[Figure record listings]

_ _ _ _ _ _ _

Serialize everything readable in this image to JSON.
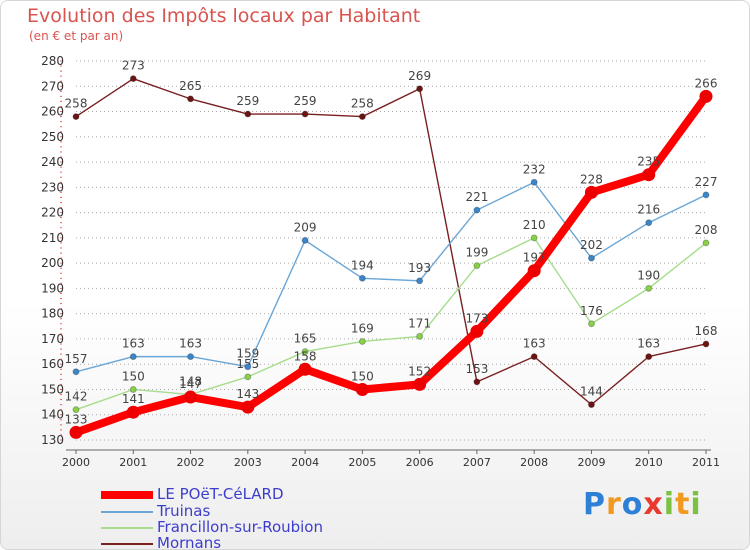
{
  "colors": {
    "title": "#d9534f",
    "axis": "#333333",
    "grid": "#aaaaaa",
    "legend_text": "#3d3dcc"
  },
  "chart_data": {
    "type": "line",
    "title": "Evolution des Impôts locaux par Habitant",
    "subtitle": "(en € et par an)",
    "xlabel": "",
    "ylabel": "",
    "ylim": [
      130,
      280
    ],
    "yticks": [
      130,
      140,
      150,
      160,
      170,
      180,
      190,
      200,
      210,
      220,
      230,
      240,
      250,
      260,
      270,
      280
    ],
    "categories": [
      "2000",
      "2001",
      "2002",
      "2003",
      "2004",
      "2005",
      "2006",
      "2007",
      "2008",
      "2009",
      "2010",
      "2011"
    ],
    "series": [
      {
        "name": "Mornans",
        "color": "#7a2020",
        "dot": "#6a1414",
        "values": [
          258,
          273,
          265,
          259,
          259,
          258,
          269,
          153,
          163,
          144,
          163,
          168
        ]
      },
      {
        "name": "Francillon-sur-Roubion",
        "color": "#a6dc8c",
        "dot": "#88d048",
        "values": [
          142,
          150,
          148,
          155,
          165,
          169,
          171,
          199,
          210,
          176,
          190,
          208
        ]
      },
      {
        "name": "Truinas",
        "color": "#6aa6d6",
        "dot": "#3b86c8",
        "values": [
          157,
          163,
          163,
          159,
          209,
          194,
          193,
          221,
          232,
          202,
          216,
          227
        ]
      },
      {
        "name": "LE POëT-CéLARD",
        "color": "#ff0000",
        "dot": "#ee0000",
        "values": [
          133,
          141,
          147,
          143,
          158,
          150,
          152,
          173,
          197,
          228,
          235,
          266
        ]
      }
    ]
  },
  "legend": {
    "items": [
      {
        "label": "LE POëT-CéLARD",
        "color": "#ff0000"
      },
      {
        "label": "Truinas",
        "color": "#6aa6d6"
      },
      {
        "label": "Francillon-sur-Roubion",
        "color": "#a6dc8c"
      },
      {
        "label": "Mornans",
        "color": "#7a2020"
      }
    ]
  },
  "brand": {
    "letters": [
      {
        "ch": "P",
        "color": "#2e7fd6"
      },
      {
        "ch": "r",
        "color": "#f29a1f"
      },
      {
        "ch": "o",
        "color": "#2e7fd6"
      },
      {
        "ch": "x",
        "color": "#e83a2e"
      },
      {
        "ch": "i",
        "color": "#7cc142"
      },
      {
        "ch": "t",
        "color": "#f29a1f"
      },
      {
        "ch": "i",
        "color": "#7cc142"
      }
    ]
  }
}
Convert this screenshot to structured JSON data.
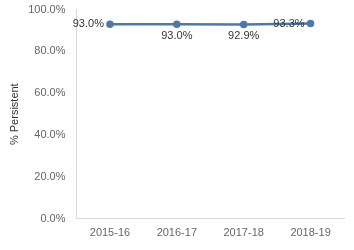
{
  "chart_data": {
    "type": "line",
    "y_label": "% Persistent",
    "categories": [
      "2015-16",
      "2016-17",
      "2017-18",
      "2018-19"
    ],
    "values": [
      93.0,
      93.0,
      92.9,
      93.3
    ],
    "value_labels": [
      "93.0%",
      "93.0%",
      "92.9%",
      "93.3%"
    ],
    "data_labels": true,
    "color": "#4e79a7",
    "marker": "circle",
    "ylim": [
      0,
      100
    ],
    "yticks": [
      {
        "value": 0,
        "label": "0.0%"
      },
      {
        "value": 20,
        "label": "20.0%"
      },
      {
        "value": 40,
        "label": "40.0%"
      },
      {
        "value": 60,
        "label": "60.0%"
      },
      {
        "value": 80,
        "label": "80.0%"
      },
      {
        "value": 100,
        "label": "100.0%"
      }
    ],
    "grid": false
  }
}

_ _ _ _ _ _ _

### EXERCISE DESCRIPTION
Only the lines from the one that holds "Convert this screenshot" through the end of the records above should be printed again, exactly as they are. Leave out the pictures.

### CORRECT RESULT
Convert this screenshot to structured JSON data.
{
  "chart_data": {
    "type": "line",
    "y_label": "% Persistent",
    "categories": [
      "2015-16",
      "2016-17",
      "2017-18",
      "2018-19"
    ],
    "values": [
      93.0,
      93.0,
      92.9,
      93.3
    ],
    "value_labels": [
      "93.0%",
      "93.0%",
      "92.9%",
      "93.3%"
    ],
    "data_labels": true,
    "color": "#4e79a7",
    "marker": "circle",
    "ylim": [
      0,
      100
    ],
    "yticks": [
      {
        "value": 0,
        "label": "0.0%"
      },
      {
        "value": 20,
        "label": "20.0%"
      },
      {
        "value": 40,
        "label": "40.0%"
      },
      {
        "value": 60,
        "label": "60.0%"
      },
      {
        "value": 80,
        "label": "80.0%"
      },
      {
        "value": 100,
        "label": "100.0%"
      }
    ],
    "grid": false
  }
}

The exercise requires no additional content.